Start of DATA ROWS

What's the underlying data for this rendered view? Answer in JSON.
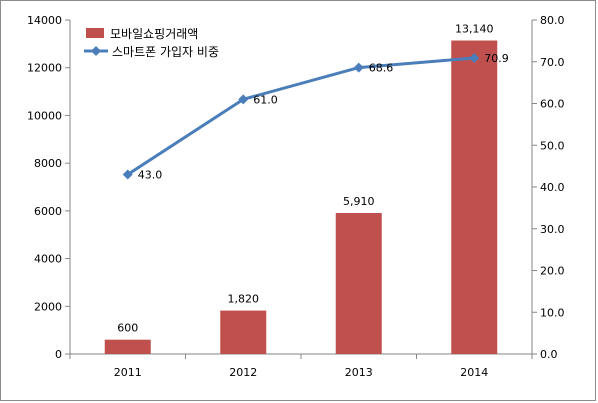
{
  "chart_data": {
    "type": "bar",
    "categories": [
      "2011",
      "2012",
      "2013",
      "2014"
    ],
    "series": [
      {
        "name": "모바일쇼핑거래액",
        "chart": "bar",
        "axis": "left",
        "color": "#c0504d",
        "values": [
          600,
          1820,
          5910,
          13140
        ],
        "data_labels": [
          "600",
          "1,820",
          "5,910",
          "13,140"
        ]
      },
      {
        "name": "스마트폰 가입자 비중",
        "chart": "line",
        "axis": "right",
        "color": "#4a7ebb",
        "marker": "diamond",
        "values": [
          43.0,
          61.0,
          68.6,
          70.9
        ],
        "data_labels": [
          "43.0",
          "61.0",
          "68.6",
          "70.9"
        ]
      }
    ],
    "y_left": {
      "ylim": [
        0,
        14000
      ],
      "ticks": [
        "0",
        "2000",
        "4000",
        "6000",
        "8000",
        "10000",
        "12000",
        "14000"
      ]
    },
    "y_right": {
      "ylim": [
        0,
        80
      ],
      "ticks": [
        "0.0",
        "10.0",
        "20.0",
        "30.0",
        "40.0",
        "50.0",
        "60.0",
        "70.0",
        "80.0"
      ]
    },
    "title": "",
    "xlabel": "",
    "ylabel": "",
    "grid": false,
    "legend_position": "top-left"
  }
}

End of DATA ROWS

### WHAT IS ASKED
Output every entry word for word, but omit the pictures.

### ANSWER IN FULL
What's the underlying data for this rendered view? Answer in JSON.
{
  "chart_data": {
    "type": "bar",
    "categories": [
      "2011",
      "2012",
      "2013",
      "2014"
    ],
    "series": [
      {
        "name": "모바일쇼핑거래액",
        "chart": "bar",
        "axis": "left",
        "color": "#c0504d",
        "values": [
          600,
          1820,
          5910,
          13140
        ],
        "data_labels": [
          "600",
          "1,820",
          "5,910",
          "13,140"
        ]
      },
      {
        "name": "스마트폰 가입자 비중",
        "chart": "line",
        "axis": "right",
        "color": "#4a7ebb",
        "marker": "diamond",
        "values": [
          43.0,
          61.0,
          68.6,
          70.9
        ],
        "data_labels": [
          "43.0",
          "61.0",
          "68.6",
          "70.9"
        ]
      }
    ],
    "y_left": {
      "ylim": [
        0,
        14000
      ],
      "ticks": [
        "0",
        "2000",
        "4000",
        "6000",
        "8000",
        "10000",
        "12000",
        "14000"
      ]
    },
    "y_right": {
      "ylim": [
        0,
        80
      ],
      "ticks": [
        "0.0",
        "10.0",
        "20.0",
        "30.0",
        "40.0",
        "50.0",
        "60.0",
        "70.0",
        "80.0"
      ]
    },
    "title": "",
    "xlabel": "",
    "ylabel": "",
    "grid": false,
    "legend_position": "top-left"
  }
}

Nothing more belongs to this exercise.